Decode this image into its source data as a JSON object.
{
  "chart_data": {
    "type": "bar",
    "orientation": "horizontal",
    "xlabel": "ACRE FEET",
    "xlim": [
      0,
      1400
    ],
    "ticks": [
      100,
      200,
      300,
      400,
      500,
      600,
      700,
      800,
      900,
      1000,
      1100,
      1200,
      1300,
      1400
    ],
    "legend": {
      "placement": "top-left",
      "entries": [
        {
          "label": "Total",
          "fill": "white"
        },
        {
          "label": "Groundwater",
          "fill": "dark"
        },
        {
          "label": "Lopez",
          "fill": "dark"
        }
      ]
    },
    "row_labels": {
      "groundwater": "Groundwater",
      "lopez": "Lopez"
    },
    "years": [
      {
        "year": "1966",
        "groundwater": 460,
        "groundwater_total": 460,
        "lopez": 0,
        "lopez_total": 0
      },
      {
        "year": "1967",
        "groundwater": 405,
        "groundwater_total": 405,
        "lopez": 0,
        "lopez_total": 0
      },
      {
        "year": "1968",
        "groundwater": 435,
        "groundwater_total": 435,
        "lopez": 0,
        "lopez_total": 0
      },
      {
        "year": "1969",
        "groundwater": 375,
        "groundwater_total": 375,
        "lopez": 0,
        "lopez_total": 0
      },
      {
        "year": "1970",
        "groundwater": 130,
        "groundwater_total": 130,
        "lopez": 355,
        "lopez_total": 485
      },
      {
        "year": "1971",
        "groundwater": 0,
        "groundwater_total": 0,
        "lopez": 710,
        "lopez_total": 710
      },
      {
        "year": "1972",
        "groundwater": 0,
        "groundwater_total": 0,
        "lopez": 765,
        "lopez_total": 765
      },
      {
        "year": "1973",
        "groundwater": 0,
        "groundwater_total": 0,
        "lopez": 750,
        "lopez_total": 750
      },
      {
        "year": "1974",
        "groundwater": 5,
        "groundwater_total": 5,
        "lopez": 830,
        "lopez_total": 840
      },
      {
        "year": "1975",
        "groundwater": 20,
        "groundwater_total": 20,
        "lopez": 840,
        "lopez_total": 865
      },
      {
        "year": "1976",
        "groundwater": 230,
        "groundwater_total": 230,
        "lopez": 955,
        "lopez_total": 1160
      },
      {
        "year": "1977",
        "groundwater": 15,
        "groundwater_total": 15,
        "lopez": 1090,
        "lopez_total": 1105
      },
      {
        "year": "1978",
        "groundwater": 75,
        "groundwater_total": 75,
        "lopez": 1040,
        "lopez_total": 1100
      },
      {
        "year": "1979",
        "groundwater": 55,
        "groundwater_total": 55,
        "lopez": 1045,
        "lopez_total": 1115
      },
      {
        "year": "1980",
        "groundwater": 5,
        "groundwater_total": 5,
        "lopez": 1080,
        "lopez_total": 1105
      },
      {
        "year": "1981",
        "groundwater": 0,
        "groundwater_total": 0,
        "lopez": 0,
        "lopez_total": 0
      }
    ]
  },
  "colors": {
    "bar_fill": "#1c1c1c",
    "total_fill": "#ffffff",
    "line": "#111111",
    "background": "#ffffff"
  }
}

▸ **Given task**
Say only how many lines in the records carry the word "ffffff".

▸ **Exercise response**
2